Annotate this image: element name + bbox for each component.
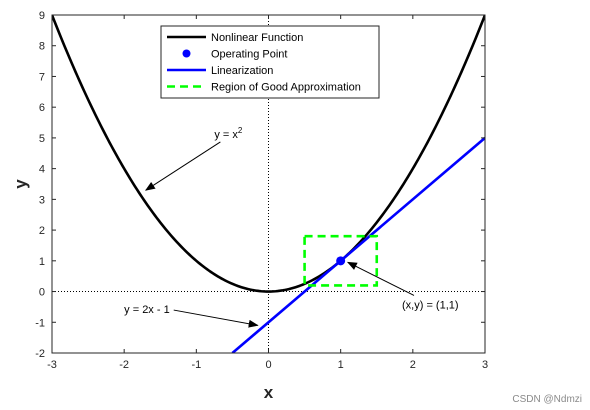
y-tick-label: 3: [39, 194, 45, 206]
legend-swatch-operating-point: [182, 49, 191, 58]
series-linearization: [231, 136, 485, 353]
x-tick-label: 2: [410, 359, 416, 371]
y-tick-label: 1: [39, 256, 45, 268]
y-tick-label: -1: [35, 317, 45, 329]
y-tick-label: 4: [39, 164, 45, 176]
annotation-arrow: [173, 309, 259, 328]
y-tick-label: 7: [39, 71, 45, 83]
x-axis-label: x: [264, 383, 274, 402]
series-nonlinear-function: [52, 15, 485, 293]
x-tick-label: -1: [191, 359, 201, 371]
y-tick-label: 6: [39, 102, 45, 114]
annotation-label: y = 2x - 1: [124, 304, 170, 316]
y-tick-label: 5: [39, 133, 45, 145]
y-tick-label: 9: [39, 10, 45, 22]
legend-entry-label: Region of Good Approximation: [211, 82, 361, 94]
legend-entry-label: Nonlinear Function: [211, 32, 303, 44]
watermark: CSDN @Ndmzi: [512, 394, 582, 405]
annotation-superscript: 2: [238, 126, 243, 135]
annotation-arrow: [144, 141, 221, 191]
annotation-label: (x,y) = (1,1): [402, 299, 459, 311]
x-tick-label: 3: [482, 359, 488, 371]
y-tick-label: 0: [39, 287, 45, 299]
x-tick-label: -2: [119, 359, 129, 371]
x-tick-label: -3: [47, 359, 57, 371]
x-tick-label: 1: [338, 359, 344, 371]
y-tick-label: -2: [35, 348, 45, 360]
operating-point-marker: [336, 256, 346, 266]
y-tick-label: 8: [39, 41, 45, 53]
legend-entry-label: Linearization: [211, 65, 273, 77]
x-tick-label: 0: [265, 359, 271, 371]
y-tick-label: 2: [39, 225, 45, 237]
y-axis-label: y: [11, 179, 30, 189]
series-region-of-good-approximation: [303, 234, 379, 287]
annotation-arrow: [346, 261, 415, 296]
annotation-label: y = x2: [214, 126, 243, 141]
legend-entry-label: Operating Point: [211, 49, 287, 61]
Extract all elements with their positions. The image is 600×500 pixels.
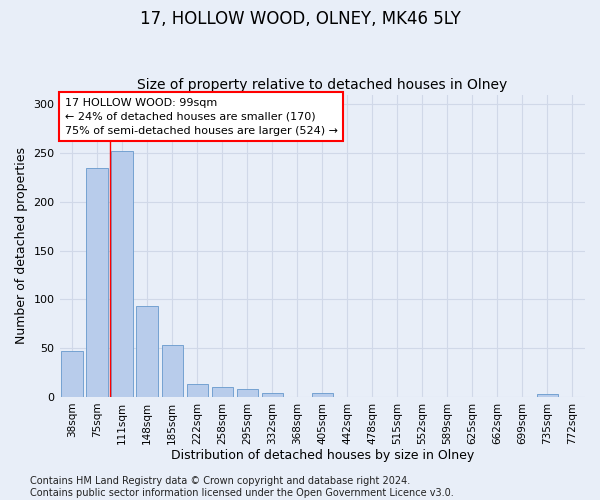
Bar <box>311 393 333 397</box>
Title: Size of property relative to detached houses in Olney: Size of property relative to detached ho… <box>137 78 508 92</box>
Bar <box>262 393 283 397</box>
Bar <box>161 346 183 397</box>
Bar <box>112 151 133 397</box>
Bar <box>212 387 233 397</box>
Bar <box>86 168 108 397</box>
Y-axis label: Number of detached properties: Number of detached properties <box>15 148 28 344</box>
Text: 17 HOLLOW WOOD: 99sqm
← 24% of detached houses are smaller (170)
75% of semi-det: 17 HOLLOW WOOD: 99sqm ← 24% of detached … <box>65 98 338 136</box>
X-axis label: Distribution of detached houses by size in Olney: Distribution of detached houses by size … <box>170 450 474 462</box>
Bar <box>187 384 208 397</box>
Bar <box>61 351 83 397</box>
Bar <box>136 306 158 397</box>
Text: Contains HM Land Registry data © Crown copyright and database right 2024.
Contai: Contains HM Land Registry data © Crown c… <box>30 476 454 498</box>
Bar <box>236 389 258 397</box>
Text: 17, HOLLOW WOOD, OLNEY, MK46 5LY: 17, HOLLOW WOOD, OLNEY, MK46 5LY <box>140 10 460 28</box>
Bar <box>537 394 558 397</box>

▶ [WRITTEN INSTRUCTION]: Copy every line of the items above word for word, leaving out the pictures.

▶ [FULL OUTPUT]:
Annotate this image: element name + bbox for each component.
y-tick-label: 3: [39, 194, 45, 206]
legend-swatch-operating-point: [182, 49, 191, 58]
series-linearization: [231, 136, 485, 353]
x-tick-label: 2: [410, 359, 416, 371]
y-tick-label: 1: [39, 256, 45, 268]
y-tick-label: -1: [35, 317, 45, 329]
y-tick-label: 4: [39, 164, 45, 176]
annotation-arrow: [173, 309, 259, 328]
y-tick-label: 7: [39, 71, 45, 83]
x-axis-label: x: [264, 383, 274, 402]
series-nonlinear-function: [52, 15, 485, 293]
x-tick-label: -1: [191, 359, 201, 371]
y-tick-label: 6: [39, 102, 45, 114]
annotation-label: y = 2x - 1: [124, 304, 170, 316]
y-tick-label: 5: [39, 133, 45, 145]
y-tick-label: 9: [39, 10, 45, 22]
legend-entry-label: Region of Good Approximation: [211, 82, 361, 94]
legend-entry-label: Nonlinear Function: [211, 32, 303, 44]
watermark: CSDN @Ndmzi: [512, 394, 582, 405]
annotation-superscript: 2: [238, 126, 243, 135]
annotation-arrow: [144, 141, 221, 191]
annotation-label: (x,y) = (1,1): [402, 299, 459, 311]
x-tick-label: 3: [482, 359, 488, 371]
y-tick-label: 0: [39, 287, 45, 299]
x-tick-label: -2: [119, 359, 129, 371]
x-tick-label: -3: [47, 359, 57, 371]
x-tick-label: 1: [338, 359, 344, 371]
y-tick-label: -2: [35, 348, 45, 360]
operating-point-marker: [336, 256, 346, 266]
y-tick-label: 8: [39, 41, 45, 53]
legend-entry-label: Linearization: [211, 65, 273, 77]
x-tick-label: 0: [265, 359, 271, 371]
y-tick-label: 2: [39, 225, 45, 237]
y-axis-label: y: [11, 179, 30, 189]
series-region-of-good-approximation: [303, 234, 379, 287]
annotation-arrow: [346, 261, 415, 296]
annotation-label: y = x2: [214, 126, 243, 141]
legend-entry-label: Operating Point: [211, 49, 287, 61]
Extract all elements with their positions. The image is 600×500 pixels.
Bar <box>311 393 333 397</box>
Title: Size of property relative to detached houses in Olney: Size of property relative to detached ho… <box>137 78 508 92</box>
Bar <box>262 393 283 397</box>
Bar <box>161 346 183 397</box>
Bar <box>112 151 133 397</box>
Bar <box>212 387 233 397</box>
Bar <box>86 168 108 397</box>
Y-axis label: Number of detached properties: Number of detached properties <box>15 148 28 344</box>
Text: 17 HOLLOW WOOD: 99sqm
← 24% of detached houses are smaller (170)
75% of semi-det: 17 HOLLOW WOOD: 99sqm ← 24% of detached … <box>65 98 338 136</box>
X-axis label: Distribution of detached houses by size in Olney: Distribution of detached houses by size … <box>170 450 474 462</box>
Bar <box>187 384 208 397</box>
Bar <box>61 351 83 397</box>
Bar <box>136 306 158 397</box>
Text: Contains HM Land Registry data © Crown copyright and database right 2024.
Contai: Contains HM Land Registry data © Crown c… <box>30 476 454 498</box>
Bar <box>236 389 258 397</box>
Text: 17, HOLLOW WOOD, OLNEY, MK46 5LY: 17, HOLLOW WOOD, OLNEY, MK46 5LY <box>140 10 460 28</box>
Bar <box>537 394 558 397</box>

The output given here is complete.